• The input:
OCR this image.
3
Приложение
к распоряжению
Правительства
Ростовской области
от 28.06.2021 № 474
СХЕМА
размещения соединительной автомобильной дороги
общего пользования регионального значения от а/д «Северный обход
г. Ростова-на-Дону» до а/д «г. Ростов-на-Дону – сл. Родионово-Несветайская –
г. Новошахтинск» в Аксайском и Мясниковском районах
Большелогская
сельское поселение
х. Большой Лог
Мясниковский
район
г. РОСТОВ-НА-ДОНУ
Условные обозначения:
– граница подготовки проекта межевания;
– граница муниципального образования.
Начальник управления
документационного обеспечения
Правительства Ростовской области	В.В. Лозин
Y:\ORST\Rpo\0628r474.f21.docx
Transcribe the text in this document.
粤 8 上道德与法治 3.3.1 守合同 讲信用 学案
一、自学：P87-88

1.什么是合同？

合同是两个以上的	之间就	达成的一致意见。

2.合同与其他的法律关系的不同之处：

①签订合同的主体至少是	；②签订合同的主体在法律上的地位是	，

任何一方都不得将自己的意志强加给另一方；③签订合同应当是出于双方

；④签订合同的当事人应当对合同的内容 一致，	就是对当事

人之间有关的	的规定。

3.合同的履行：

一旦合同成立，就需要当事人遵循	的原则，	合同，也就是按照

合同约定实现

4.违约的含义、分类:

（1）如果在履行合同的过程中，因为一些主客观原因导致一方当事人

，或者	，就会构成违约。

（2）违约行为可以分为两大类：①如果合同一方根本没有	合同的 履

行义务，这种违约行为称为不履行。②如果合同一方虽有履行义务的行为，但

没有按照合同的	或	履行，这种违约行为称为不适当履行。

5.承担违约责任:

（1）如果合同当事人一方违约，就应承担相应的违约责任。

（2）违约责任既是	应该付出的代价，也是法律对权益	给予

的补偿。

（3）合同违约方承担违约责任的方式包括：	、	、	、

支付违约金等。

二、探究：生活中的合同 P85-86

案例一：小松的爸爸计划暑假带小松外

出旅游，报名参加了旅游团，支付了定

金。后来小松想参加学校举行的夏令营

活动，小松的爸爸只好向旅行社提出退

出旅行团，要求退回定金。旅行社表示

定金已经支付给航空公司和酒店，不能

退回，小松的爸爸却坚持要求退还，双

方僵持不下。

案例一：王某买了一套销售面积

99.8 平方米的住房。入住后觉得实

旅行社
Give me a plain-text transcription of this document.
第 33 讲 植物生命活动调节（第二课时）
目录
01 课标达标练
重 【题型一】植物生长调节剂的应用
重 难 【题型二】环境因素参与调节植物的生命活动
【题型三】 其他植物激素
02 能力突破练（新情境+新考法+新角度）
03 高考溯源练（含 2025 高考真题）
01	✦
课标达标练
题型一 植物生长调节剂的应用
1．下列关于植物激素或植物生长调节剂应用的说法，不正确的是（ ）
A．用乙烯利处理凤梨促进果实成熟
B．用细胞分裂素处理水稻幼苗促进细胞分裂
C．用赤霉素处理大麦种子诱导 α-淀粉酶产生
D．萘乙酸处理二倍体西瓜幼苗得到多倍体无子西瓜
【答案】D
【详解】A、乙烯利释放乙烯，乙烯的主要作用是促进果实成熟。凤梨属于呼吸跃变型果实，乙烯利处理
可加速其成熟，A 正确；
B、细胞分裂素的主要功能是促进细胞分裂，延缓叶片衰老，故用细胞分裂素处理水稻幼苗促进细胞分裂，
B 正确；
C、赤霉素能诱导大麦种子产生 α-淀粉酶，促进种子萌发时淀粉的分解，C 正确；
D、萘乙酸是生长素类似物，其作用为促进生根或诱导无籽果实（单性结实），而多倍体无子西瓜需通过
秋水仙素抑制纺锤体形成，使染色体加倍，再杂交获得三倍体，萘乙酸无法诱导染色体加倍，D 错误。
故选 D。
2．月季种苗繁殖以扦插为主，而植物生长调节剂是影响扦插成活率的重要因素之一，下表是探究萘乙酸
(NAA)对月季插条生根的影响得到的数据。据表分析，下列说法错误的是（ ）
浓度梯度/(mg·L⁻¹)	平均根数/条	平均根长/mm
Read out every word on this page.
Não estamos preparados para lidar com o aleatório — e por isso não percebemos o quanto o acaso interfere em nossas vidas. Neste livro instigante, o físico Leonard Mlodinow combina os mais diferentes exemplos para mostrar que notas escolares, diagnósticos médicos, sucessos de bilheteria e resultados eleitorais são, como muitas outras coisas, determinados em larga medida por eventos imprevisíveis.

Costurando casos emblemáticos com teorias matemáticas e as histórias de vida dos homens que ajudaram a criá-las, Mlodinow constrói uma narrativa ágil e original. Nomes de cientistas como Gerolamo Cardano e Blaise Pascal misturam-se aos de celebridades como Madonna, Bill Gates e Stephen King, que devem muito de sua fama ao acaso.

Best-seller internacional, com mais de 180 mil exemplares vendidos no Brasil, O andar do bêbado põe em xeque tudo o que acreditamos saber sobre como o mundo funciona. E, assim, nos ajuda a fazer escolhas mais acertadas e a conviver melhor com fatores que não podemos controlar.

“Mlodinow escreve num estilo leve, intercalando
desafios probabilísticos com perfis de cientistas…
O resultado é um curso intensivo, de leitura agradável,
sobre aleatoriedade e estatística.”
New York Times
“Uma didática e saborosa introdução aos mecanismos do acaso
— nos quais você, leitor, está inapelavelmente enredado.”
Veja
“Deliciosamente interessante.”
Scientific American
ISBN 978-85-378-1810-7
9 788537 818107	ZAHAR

• Challenge:
Above are some records; repeat all of them exactly.

• Written reply:
OCR this image.
3
Приложение
к распоряжению
Правительства
Ростовской области
от 28.06.2021 № 474
СХЕМА
размещения соединительной автомобильной дороги
общего пользования регионального значения от а/д «Северный обход
г. Ростова-на-Дону» до а/д «г. Ростов-на-Дону – сл. Родионово-Несветайская –
г. Новошахтинск» в Аксайском и Мясниковском районах
Большелогская
сельское поселение
х. Большой Лог
Мясниковский
район
г. РОСТОВ-НА-ДОНУ
Условные обозначения:
– граница подготовки проекта межевания;
– граница муниципального образования.
Начальник управления
документационного обеспечения
Правительства Ростовской области	В.В. Лозин
Y:\ORST\Rpo\0628r474.f21.docx
Transcribe the text in this document.
粤 8 上道德与法治 3.3.1 守合同 讲信用 学案
一、自学：P87-88

1.什么是合同？

合同是两个以上的	之间就	达成的一致意见。

2.合同与其他的法律关系的不同之处：

①签订合同的主体至少是	；②签订合同的主体在法律上的地位是	，

任何一方都不得将自己的意志强加给另一方；③签订合同应当是出于双方

；④签订合同的当事人应当对合同的内容 一致，	就是对当事

人之间有关的	的规定。

3.合同的履行：

一旦合同成立，就需要当事人遵循	的原则，	合同，也就是按照

合同约定实现

4.违约的含义、分类:

（1）如果在履行合同的过程中，因为一些主客观原因导致一方当事人

，或者	，就会构成违约。

（2）违约行为可以分为两大类：①如果合同一方根本没有	合同的 履

行义务，这种违约行为称为不履行。②如果合同一方虽有履行义务的行为，但

没有按照合同的	或	履行，这种违约行为称为不适当履行。

5.承担违约责任:

（1）如果合同当事人一方违约，就应承担相应的违约责任。

（2）违约责任既是	应该付出的代价，也是法律对权益	给予

的补偿。

（3）合同违约方承担违约责任的方式包括：	、	、	、

支付违约金等。

二、探究：生活中的合同 P85-86

案例一：小松的爸爸计划暑假带小松外

出旅游，报名参加了旅游团，支付了定

金。后来小松想参加学校举行的夏令营

活动，小松的爸爸只好向旅行社提出退

出旅行团，要求退回定金。旅行社表示

定金已经支付给航空公司和酒店，不能

退回，小松的爸爸却坚持要求退还，双

方僵持不下。

案例一：王某买了一套销售面积

99.8 平方米的住房。入住后觉得实

旅行社
Give me a plain-text transcription of this document.
第 33 讲 植物生命活动调节（第二课时）
目录
01 课标达标练
重 【题型一】植物生长调节剂的应用
重 难 【题型二】环境因素参与调节植物的生命活动
【题型三】 其他植物激素
02 能力突破练（新情境+新考法+新角度）
03 高考溯源练（含 2025 高考真题）
01	✦
课标达标练
题型一 植物生长调节剂的应用
1．下列关于植物激素或植物生长调节剂应用的说法，不正确的是（ ）
A．用乙烯利处理凤梨促进果实成熟
B．用细胞分裂素处理水稻幼苗促进细胞分裂
C．用赤霉素处理大麦种子诱导 α-淀粉酶产生
D．萘乙酸处理二倍体西瓜幼苗得到多倍体无子西瓜
【答案】D
【详解】A、乙烯利释放乙烯，乙烯的主要作用是促进果实成熟。凤梨属于呼吸跃变型果实，乙烯利处理
可加速其成熟，A 正确；
B、细胞分裂素的主要功能是促进细胞分裂，延缓叶片衰老，故用细胞分裂素处理水稻幼苗促进细胞分裂，
B 正确；
C、赤霉素能诱导大麦种子产生 α-淀粉酶，促进种子萌发时淀粉的分解，C 正确；
D、萘乙酸是生长素类似物，其作用为促进生根或诱导无籽果实（单性结实），而多倍体无子西瓜需通过
秋水仙素抑制纺锤体形成，使染色体加倍，再杂交获得三倍体，萘乙酸无法诱导染色体加倍，D 错误。
故选 D。
2．月季种苗繁殖以扦插为主，而植物生长调节剂是影响扦插成活率的重要因素之一，下表是探究萘乙酸
(NAA)对月季插条生根的影响得到的数据。据表分析，下列说法错误的是（ ）
浓度梯度/(mg·L⁻¹)	平均根数/条	平均根长/mm
Read out every word on this page.
Não estamos preparados para lidar com o aleatório — e por isso não percebemos o quanto o acaso interfere em nossas vidas. Neste livro instigante, o físico Leonard Mlodinow combina os mais diferentes exemplos para mostrar que notas escolares, diagnósticos médicos, sucessos de bilheteria e resultados eleitorais são, como muitas outras coisas, determinados em larga medida por eventos imprevisíveis.

Costurando casos emblemáticos com teorias matemáticas e as histórias de vida dos homens que ajudaram a criá-las, Mlodinow constrói uma narrativa ágil e original. Nomes de cientistas como Gerolamo Cardano e Blaise Pascal misturam-se aos de celebridades como Madonna, Bill Gates e Stephen King, que devem muito de sua fama ao acaso.

Best-seller internacional, com mais de 180 mil exemplares vendidos no Brasil, O andar do bêbado põe em xeque tudo o que acreditamos saber sobre como o mundo funciona. E, assim, nos ajuda a fazer escolhas mais acertadas e a conviver melhor com fatores que não podemos controlar.

“Mlodinow escreve num estilo leve, intercalando
desafios probabilísticos com perfis de cientistas…
O resultado é um curso intensivo, de leitura agradável,
sobre aleatoriedade e estatística.”
New York Times
“Uma didática e saborosa introdução aos mecanismos do acaso
— nos quais você, leitor, está inapelavelmente enredado.”
Veja
“Deliciosamente interessante.”
Scientific American
ISBN 978-85-378-1810-7
9 788537 818107	ZAHAR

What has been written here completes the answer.